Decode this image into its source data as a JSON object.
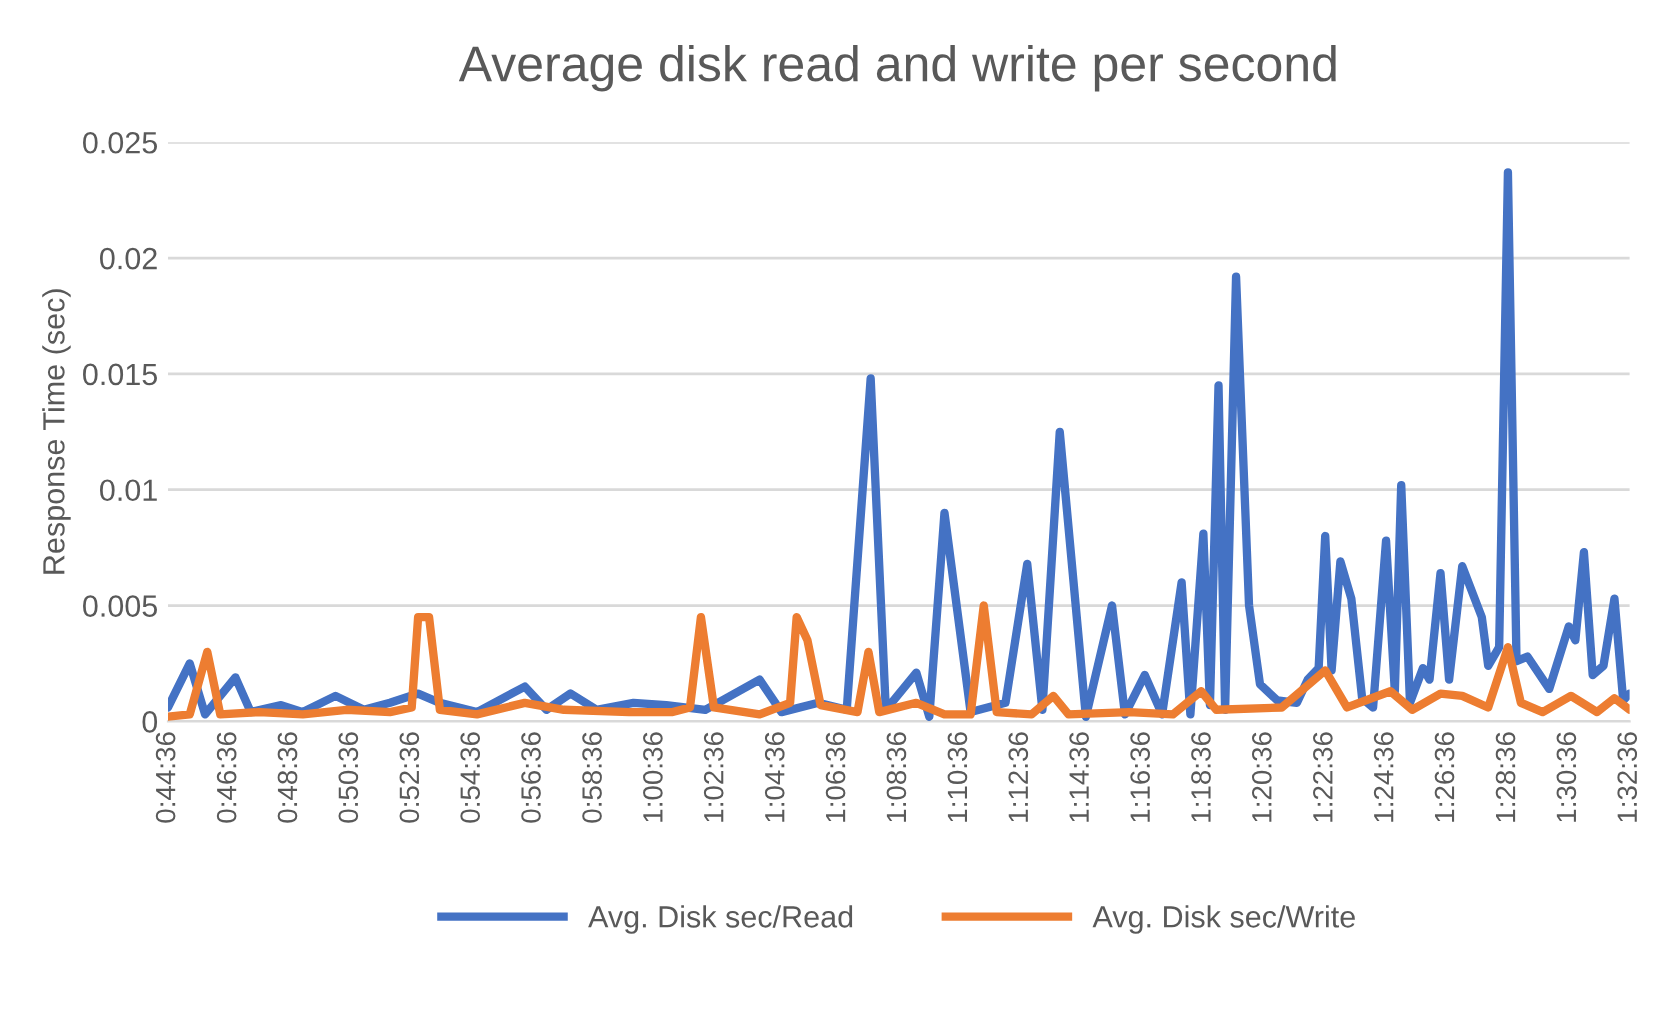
{
  "chart_data": {
    "type": "line",
    "title": "Average disk read and write per second",
    "ylabel": "Response Time (sec)",
    "xlim": [
      0.7433,
      1.5433
    ],
    "xticks": [
      {
        "value": 0.7433,
        "label": "0:44:36"
      },
      {
        "value": 0.7767,
        "label": "0:46:36"
      },
      {
        "value": 0.81,
        "label": "0:48:36"
      },
      {
        "value": 0.8433,
        "label": "0:50:36"
      },
      {
        "value": 0.8767,
        "label": "0:52:36"
      },
      {
        "value": 0.91,
        "label": "0:54:36"
      },
      {
        "value": 0.9433,
        "label": "0:56:36"
      },
      {
        "value": 0.9767,
        "label": "0:58:36"
      },
      {
        "value": 1.01,
        "label": "1:00:36"
      },
      {
        "value": 1.0433,
        "label": "1:02:36"
      },
      {
        "value": 1.0767,
        "label": "1:04:36"
      },
      {
        "value": 1.11,
        "label": "1:06:36"
      },
      {
        "value": 1.1433,
        "label": "1:08:36"
      },
      {
        "value": 1.1767,
        "label": "1:10:36"
      },
      {
        "value": 1.21,
        "label": "1:12:36"
      },
      {
        "value": 1.2433,
        "label": "1:14:36"
      },
      {
        "value": 1.2767,
        "label": "1:16:36"
      },
      {
        "value": 1.31,
        "label": "1:18:36"
      },
      {
        "value": 1.3433,
        "label": "1:20:36"
      },
      {
        "value": 1.3767,
        "label": "1:22:36"
      },
      {
        "value": 1.41,
        "label": "1:24:36"
      },
      {
        "value": 1.4433,
        "label": "1:26:36"
      },
      {
        "value": 1.4767,
        "label": "1:28:36"
      },
      {
        "value": 1.51,
        "label": "1:30:36"
      },
      {
        "value": 1.5433,
        "label": "1:32:36"
      }
    ],
    "ylim": [
      0,
      0.025
    ],
    "yticks": [
      0,
      0.005,
      0.01,
      0.015,
      0.02,
      0.025
    ],
    "grid": "y",
    "legend": "bottom",
    "marker": "none",
    "line_style": "solid",
    "series": [
      {
        "name": "Avg. Disk sec/Read",
        "color": "#4472c4",
        "x": [
          0.7433,
          0.7552,
          0.7636,
          0.7802,
          0.7886,
          0.8052,
          0.8171,
          0.835,
          0.8505,
          0.8648,
          0.8802,
          0.8921,
          0.9124,
          0.9386,
          0.9505,
          0.9636,
          0.9779,
          0.9981,
          1.016,
          1.0374,
          1.0671,
          1.0791,
          1.0993,
          1.1148,
          1.1279,
          1.1362,
          1.1529,
          1.16,
          1.1683,
          1.1826,
          1.2017,
          1.2136,
          1.2219,
          1.2314,
          1.2457,
          1.26,
          1.2671,
          1.2779,
          1.2874,
          1.2981,
          1.3029,
          1.31,
          1.3136,
          1.3183,
          1.3219,
          1.3279,
          1.335,
          1.341,
          1.3505,
          1.3612,
          1.3671,
          1.3731,
          1.3767,
          1.3802,
          1.385,
          1.391,
          1.3969,
          1.4029,
          1.41,
          1.4148,
          1.4183,
          1.4231,
          1.4302,
          1.4338,
          1.4398,
          1.4445,
          1.4517,
          1.4624,
          1.4659,
          1.4719,
          1.4767,
          1.4814,
          1.4874,
          1.4993,
          1.51,
          1.5136,
          1.5183,
          1.5231,
          1.529,
          1.535,
          1.5398,
          1.5433
        ],
        "values": [
          0.0006,
          0.0025,
          0.0003,
          0.0019,
          0.0004,
          0.0007,
          0.0004,
          0.0011,
          0.0005,
          0.0008,
          0.0012,
          0.0008,
          0.0004,
          0.0015,
          0.0005,
          0.0012,
          0.0005,
          0.0008,
          0.0007,
          0.0005,
          0.0018,
          0.0004,
          0.0008,
          0.0005,
          0.0148,
          0.0005,
          0.0021,
          0.0002,
          0.009,
          0.0004,
          0.0008,
          0.0068,
          0.0005,
          0.0125,
          0.0002,
          0.005,
          0.0003,
          0.002,
          0.0003,
          0.006,
          0.0003,
          0.0081,
          0.0007,
          0.0145,
          0.0005,
          0.0192,
          0.005,
          0.0016,
          0.0009,
          0.0008,
          0.0018,
          0.0023,
          0.008,
          0.0022,
          0.0069,
          0.0053,
          0.001,
          0.0006,
          0.0078,
          0.0013,
          0.0102,
          0.0008,
          0.0023,
          0.0018,
          0.0064,
          0.0018,
          0.0067,
          0.0045,
          0.0024,
          0.0032,
          0.0237,
          0.0026,
          0.0028,
          0.0014,
          0.0041,
          0.0035,
          0.0073,
          0.002,
          0.0024,
          0.0053,
          0.0009,
          0.0012
        ]
      },
      {
        "name": "Avg. Disk sec/Write",
        "color": "#ed7d31",
        "x": [
          0.7433,
          0.7552,
          0.7648,
          0.7719,
          0.7933,
          0.8171,
          0.841,
          0.8648,
          0.8767,
          0.8802,
          0.8862,
          0.8921,
          0.9124,
          0.9386,
          0.96,
          0.9957,
          1.0195,
          1.029,
          1.035,
          1.0421,
          1.0671,
          1.0838,
          1.0874,
          1.0933,
          1.1005,
          1.1207,
          1.1267,
          1.1326,
          1.1529,
          1.1683,
          1.1826,
          1.1898,
          1.1969,
          1.216,
          1.2279,
          1.2362,
          1.2695,
          1.2933,
          1.3088,
          1.3171,
          1.3529,
          1.3767,
          1.3886,
          1.4124,
          1.4243,
          1.4398,
          1.4517,
          1.4659,
          1.4767,
          1.4838,
          1.4957,
          1.5112,
          1.5255,
          1.535,
          1.5433
        ],
        "values": [
          0.0002,
          0.0003,
          0.003,
          0.0003,
          0.0004,
          0.0003,
          0.0005,
          0.0004,
          0.0006,
          0.0045,
          0.0045,
          0.0005,
          0.0003,
          0.0008,
          0.0005,
          0.0004,
          0.0004,
          0.0006,
          0.0045,
          0.0006,
          0.0003,
          0.0008,
          0.0045,
          0.0035,
          0.0007,
          0.0004,
          0.003,
          0.0004,
          0.0008,
          0.0003,
          0.0003,
          0.005,
          0.0004,
          0.0003,
          0.0011,
          0.0003,
          0.0004,
          0.0003,
          0.0013,
          0.0005,
          0.0006,
          0.0022,
          0.0006,
          0.0013,
          0.0005,
          0.0012,
          0.0011,
          0.0006,
          0.0032,
          0.0008,
          0.0004,
          0.0011,
          0.0004,
          0.001,
          0.0005
        ]
      }
    ]
  }
}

**WHAT THE TASK REQUIRES**. Examine the entries and report how many of their lines contain the string "name", giving no more than the number.

**REPLY TO THE EXERCISE**. 2